-------- Exercise material --------
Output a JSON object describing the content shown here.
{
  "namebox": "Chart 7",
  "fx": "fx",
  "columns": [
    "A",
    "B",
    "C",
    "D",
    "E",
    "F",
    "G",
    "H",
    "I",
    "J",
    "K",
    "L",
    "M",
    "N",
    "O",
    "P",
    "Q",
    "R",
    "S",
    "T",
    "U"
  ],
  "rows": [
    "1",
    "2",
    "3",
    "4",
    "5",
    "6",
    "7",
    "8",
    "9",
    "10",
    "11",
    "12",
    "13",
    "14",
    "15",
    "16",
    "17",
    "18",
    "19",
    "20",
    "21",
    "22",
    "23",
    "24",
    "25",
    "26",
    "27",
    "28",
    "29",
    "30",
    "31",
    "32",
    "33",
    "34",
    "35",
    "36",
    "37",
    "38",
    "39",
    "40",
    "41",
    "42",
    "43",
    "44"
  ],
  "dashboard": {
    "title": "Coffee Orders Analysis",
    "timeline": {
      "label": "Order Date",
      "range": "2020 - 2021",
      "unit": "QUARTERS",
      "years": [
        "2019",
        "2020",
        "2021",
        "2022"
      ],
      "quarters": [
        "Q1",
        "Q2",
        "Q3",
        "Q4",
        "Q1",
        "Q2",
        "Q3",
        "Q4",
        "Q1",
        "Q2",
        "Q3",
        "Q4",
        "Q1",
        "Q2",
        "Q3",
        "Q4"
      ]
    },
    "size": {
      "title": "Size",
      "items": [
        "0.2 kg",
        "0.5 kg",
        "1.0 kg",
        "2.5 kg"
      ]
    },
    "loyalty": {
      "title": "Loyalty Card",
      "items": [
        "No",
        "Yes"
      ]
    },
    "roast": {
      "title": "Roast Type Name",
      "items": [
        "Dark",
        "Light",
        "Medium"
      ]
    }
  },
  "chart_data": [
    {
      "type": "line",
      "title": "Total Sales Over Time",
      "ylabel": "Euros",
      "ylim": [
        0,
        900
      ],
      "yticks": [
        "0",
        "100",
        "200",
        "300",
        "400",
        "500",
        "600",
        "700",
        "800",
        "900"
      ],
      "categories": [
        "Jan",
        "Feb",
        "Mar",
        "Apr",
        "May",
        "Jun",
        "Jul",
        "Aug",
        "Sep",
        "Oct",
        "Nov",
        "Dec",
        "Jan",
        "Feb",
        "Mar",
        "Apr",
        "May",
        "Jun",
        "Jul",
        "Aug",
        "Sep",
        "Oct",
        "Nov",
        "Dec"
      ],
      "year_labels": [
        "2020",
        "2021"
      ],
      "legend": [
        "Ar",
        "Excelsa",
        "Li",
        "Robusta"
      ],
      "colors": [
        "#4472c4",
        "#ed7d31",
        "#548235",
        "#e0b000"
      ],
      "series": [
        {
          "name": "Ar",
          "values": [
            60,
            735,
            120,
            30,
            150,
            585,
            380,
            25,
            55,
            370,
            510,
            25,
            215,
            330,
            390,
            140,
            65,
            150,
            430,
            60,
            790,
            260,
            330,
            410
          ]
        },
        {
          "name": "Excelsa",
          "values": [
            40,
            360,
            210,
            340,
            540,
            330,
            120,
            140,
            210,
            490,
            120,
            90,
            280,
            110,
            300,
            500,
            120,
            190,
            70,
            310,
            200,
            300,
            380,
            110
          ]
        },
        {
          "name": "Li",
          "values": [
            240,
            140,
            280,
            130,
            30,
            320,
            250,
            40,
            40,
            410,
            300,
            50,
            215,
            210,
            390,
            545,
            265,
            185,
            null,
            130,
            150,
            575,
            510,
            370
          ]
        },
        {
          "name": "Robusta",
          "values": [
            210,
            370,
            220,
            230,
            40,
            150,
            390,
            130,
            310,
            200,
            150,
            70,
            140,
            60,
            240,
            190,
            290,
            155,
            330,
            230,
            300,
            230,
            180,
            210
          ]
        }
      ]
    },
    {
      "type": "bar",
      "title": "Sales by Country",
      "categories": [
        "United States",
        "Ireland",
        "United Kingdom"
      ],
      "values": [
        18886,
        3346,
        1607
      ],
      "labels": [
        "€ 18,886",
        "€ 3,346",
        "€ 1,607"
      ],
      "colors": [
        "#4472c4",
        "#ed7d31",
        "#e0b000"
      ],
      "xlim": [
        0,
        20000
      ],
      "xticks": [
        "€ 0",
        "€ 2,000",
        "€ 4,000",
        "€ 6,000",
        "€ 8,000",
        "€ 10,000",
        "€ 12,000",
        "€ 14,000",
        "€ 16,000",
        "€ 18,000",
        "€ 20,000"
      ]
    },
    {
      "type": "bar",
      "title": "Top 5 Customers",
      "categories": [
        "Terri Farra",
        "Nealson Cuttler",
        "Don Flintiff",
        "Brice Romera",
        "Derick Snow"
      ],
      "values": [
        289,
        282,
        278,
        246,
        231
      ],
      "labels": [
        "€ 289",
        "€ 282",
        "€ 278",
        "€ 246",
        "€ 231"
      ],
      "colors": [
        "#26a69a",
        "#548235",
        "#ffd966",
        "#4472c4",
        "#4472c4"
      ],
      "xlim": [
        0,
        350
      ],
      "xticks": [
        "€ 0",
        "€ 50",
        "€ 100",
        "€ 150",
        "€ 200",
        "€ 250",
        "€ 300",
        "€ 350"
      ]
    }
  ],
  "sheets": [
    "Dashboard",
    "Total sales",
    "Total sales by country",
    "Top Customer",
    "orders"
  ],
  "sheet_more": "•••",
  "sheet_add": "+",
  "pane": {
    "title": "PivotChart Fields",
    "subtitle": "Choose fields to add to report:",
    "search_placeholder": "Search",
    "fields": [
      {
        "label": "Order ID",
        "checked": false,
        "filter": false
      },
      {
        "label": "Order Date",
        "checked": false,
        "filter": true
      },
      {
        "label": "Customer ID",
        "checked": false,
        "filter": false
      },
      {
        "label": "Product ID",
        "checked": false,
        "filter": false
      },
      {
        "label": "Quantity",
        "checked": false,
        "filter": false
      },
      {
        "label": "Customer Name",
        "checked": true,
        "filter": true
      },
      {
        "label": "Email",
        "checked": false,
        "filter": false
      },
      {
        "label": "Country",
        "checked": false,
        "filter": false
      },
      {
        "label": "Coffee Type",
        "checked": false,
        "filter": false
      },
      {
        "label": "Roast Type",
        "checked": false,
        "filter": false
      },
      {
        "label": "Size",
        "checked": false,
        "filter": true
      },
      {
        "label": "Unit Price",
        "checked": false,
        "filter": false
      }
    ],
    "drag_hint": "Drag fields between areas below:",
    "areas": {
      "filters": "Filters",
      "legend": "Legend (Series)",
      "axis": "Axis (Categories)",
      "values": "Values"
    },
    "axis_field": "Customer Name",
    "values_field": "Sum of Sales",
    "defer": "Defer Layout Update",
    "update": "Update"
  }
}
--------
-------- Exercise material --------
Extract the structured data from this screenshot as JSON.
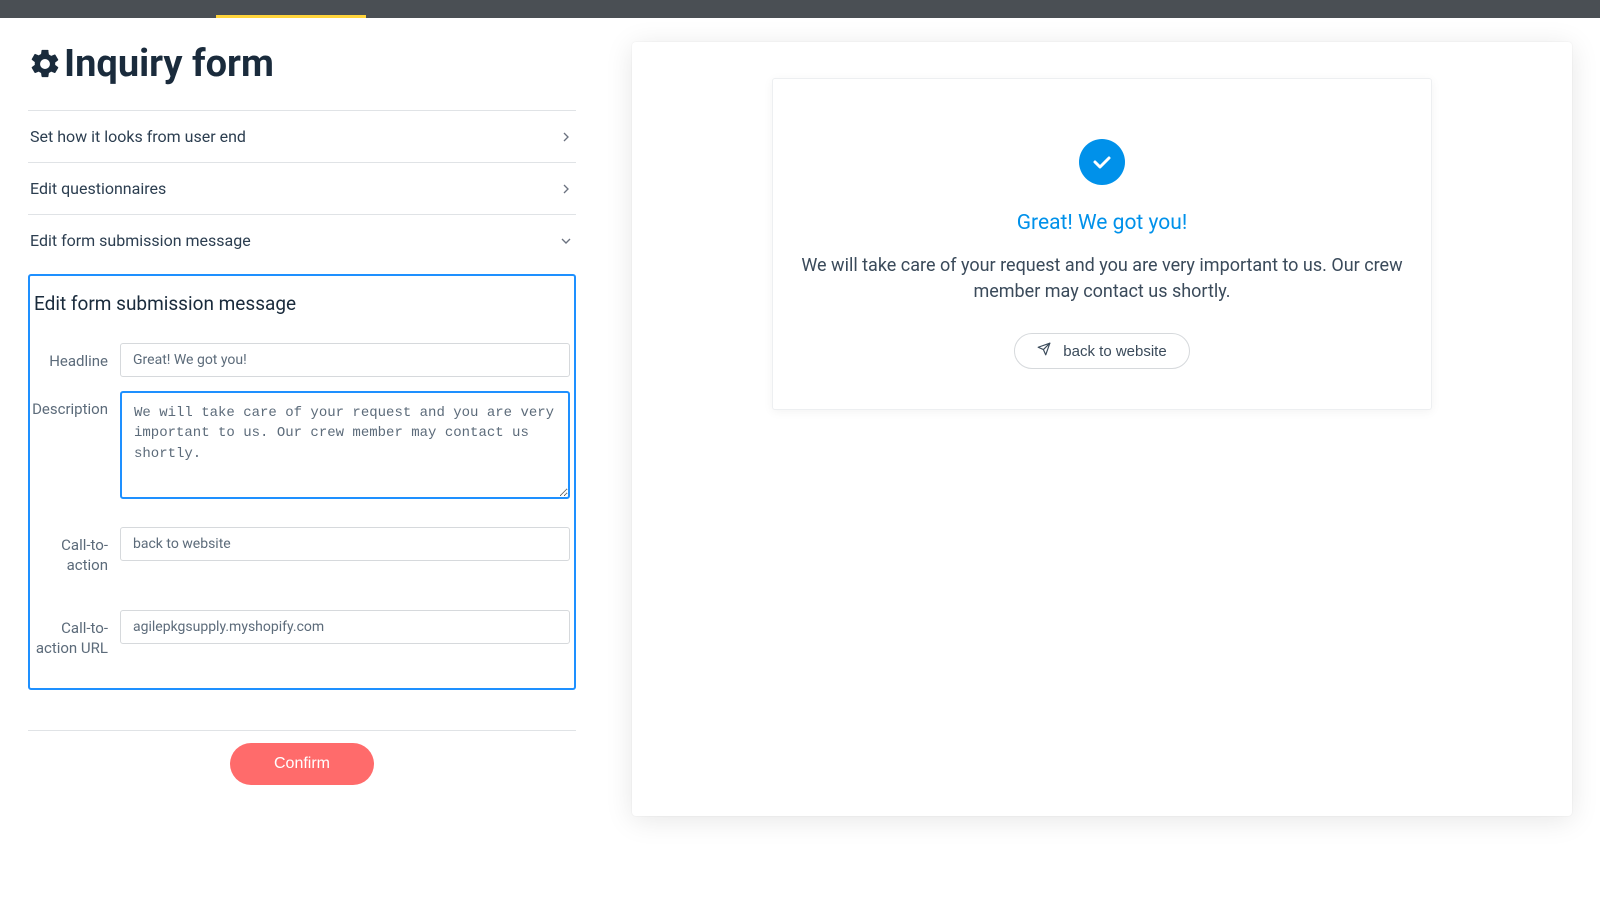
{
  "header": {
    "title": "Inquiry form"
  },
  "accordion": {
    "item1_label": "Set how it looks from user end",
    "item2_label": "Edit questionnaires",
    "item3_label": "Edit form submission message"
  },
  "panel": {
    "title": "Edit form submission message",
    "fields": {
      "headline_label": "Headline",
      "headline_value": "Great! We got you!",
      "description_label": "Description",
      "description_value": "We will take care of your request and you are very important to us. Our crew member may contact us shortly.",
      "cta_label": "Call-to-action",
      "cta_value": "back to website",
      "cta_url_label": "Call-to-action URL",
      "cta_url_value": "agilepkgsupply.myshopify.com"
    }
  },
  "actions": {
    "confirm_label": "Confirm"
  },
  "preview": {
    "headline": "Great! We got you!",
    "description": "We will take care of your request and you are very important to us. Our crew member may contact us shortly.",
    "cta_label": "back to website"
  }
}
--------
== Written task ==
Copy each line holding the word "member" from the listing above.

== Final result ==
      "description_value": "We will take care of your request and you are very important to us. Our crew member may contact us shortly.",
    "description": "We will take care of your request and you are very important to us. Our crew member may contact us shortly.",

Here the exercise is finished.